* Begin *

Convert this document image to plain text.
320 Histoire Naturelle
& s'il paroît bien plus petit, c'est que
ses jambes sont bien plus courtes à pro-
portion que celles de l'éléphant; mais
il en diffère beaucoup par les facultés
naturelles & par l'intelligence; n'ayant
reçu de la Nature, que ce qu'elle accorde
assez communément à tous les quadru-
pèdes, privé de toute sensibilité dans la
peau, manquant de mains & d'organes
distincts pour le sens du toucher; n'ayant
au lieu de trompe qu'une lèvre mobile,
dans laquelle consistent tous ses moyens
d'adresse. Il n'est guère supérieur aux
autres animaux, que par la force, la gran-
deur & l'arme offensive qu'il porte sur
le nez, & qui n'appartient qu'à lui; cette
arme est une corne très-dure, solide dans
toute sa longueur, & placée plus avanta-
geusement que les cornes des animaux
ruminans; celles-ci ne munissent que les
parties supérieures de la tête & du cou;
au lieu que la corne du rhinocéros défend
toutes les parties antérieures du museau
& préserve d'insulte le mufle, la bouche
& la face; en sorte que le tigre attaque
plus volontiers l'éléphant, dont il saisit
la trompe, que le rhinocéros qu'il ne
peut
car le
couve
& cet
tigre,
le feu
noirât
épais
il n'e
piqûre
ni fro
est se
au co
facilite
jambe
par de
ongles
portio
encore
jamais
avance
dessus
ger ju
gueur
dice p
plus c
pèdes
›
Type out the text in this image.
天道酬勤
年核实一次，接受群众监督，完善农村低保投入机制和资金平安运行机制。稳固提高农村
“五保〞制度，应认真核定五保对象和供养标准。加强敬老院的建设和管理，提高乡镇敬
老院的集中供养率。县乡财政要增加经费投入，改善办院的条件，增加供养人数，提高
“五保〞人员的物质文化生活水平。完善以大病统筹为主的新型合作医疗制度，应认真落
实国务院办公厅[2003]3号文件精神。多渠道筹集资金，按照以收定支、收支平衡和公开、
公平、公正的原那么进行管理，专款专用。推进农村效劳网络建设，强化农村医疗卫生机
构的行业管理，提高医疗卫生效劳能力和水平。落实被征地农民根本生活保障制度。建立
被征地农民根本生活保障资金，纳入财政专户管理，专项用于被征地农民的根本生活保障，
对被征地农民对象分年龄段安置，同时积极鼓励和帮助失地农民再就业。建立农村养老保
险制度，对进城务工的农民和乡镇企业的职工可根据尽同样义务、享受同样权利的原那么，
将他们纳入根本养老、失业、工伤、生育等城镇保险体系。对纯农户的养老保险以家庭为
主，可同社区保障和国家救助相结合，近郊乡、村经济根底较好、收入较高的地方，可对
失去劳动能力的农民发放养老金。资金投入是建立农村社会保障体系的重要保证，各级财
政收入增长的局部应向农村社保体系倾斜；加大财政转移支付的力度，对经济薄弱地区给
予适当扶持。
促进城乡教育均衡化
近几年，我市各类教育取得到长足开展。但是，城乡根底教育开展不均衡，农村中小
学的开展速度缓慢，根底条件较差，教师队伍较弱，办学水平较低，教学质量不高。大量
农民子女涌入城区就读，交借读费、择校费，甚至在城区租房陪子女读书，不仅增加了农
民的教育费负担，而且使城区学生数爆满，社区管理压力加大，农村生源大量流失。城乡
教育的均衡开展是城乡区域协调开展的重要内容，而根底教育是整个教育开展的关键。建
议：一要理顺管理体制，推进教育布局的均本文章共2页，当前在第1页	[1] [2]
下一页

* End *

● **Do this**:
Reproduce each line of the material above precisely.

● **Result of the task**:
Convert this document image to plain text.
320 Histoire Naturelle
& s'il paroît bien plus petit, c'est que
ses jambes sont bien plus courtes à pro-
portion que celles de l'éléphant; mais
il en diffère beaucoup par les facultés
naturelles & par l'intelligence; n'ayant
reçu de la Nature, que ce qu'elle accorde
assez communément à tous les quadru-
pèdes, privé de toute sensibilité dans la
peau, manquant de mains & d'organes
distincts pour le sens du toucher; n'ayant
au lieu de trompe qu'une lèvre mobile,
dans laquelle consistent tous ses moyens
d'adresse. Il n'est guère supérieur aux
autres animaux, que par la force, la gran-
deur & l'arme offensive qu'il porte sur
le nez, & qui n'appartient qu'à lui; cette
arme est une corne très-dure, solide dans
toute sa longueur, & placée plus avanta-
geusement que les cornes des animaux
ruminans; celles-ci ne munissent que les
parties supérieures de la tête & du cou;
au lieu que la corne du rhinocéros défend
toutes les parties antérieures du museau
& préserve d'insulte le mufle, la bouche
& la face; en sorte que le tigre attaque
plus volontiers l'éléphant, dont il saisit
la trompe, que le rhinocéros qu'il ne
peut
car le
couve
& cet
tigre,
le feu
noirât
épais
il n'e
piqûre
ni fro
est se
au co
facilite
jambe
par de
ongles
portio
encore
jamais
avance
dessus
ger ju
gueur
dice p
plus c
pèdes
›
Type out the text in this image.
天道酬勤
年核实一次，接受群众监督，完善农村低保投入机制和资金平安运行机制。稳固提高农村
“五保〞制度，应认真核定五保对象和供养标准。加强敬老院的建设和管理，提高乡镇敬
老院的集中供养率。县乡财政要增加经费投入，改善办院的条件，增加供养人数，提高
“五保〞人员的物质文化生活水平。完善以大病统筹为主的新型合作医疗制度，应认真落
实国务院办公厅[2003]3号文件精神。多渠道筹集资金，按照以收定支、收支平衡和公开、
公平、公正的原那么进行管理，专款专用。推进农村效劳网络建设，强化农村医疗卫生机
构的行业管理，提高医疗卫生效劳能力和水平。落实被征地农民根本生活保障制度。建立
被征地农民根本生活保障资金，纳入财政专户管理，专项用于被征地农民的根本生活保障，
对被征地农民对象分年龄段安置，同时积极鼓励和帮助失地农民再就业。建立农村养老保
险制度，对进城务工的农民和乡镇企业的职工可根据尽同样义务、享受同样权利的原那么，
将他们纳入根本养老、失业、工伤、生育等城镇保险体系。对纯农户的养老保险以家庭为
主，可同社区保障和国家救助相结合，近郊乡、村经济根底较好、收入较高的地方，可对
失去劳动能力的农民发放养老金。资金投入是建立农村社会保障体系的重要保证，各级财
政收入增长的局部应向农村社保体系倾斜；加大财政转移支付的力度，对经济薄弱地区给
予适当扶持。
促进城乡教育均衡化
近几年，我市各类教育取得到长足开展。但是，城乡根底教育开展不均衡，农村中小
学的开展速度缓慢，根底条件较差，教师队伍较弱，办学水平较低，教学质量不高。大量
农民子女涌入城区就读，交借读费、择校费，甚至在城区租房陪子女读书，不仅增加了农
民的教育费负担，而且使城区学生数爆满，社区管理压力加大，农村生源大量流失。城乡
教育的均衡开展是城乡区域协调开展的重要内容，而根底教育是整个教育开展的关键。建
议：一要理顺管理体制，推进教育布局的均本文章共2页，当前在第1页	[1] [2]
下一页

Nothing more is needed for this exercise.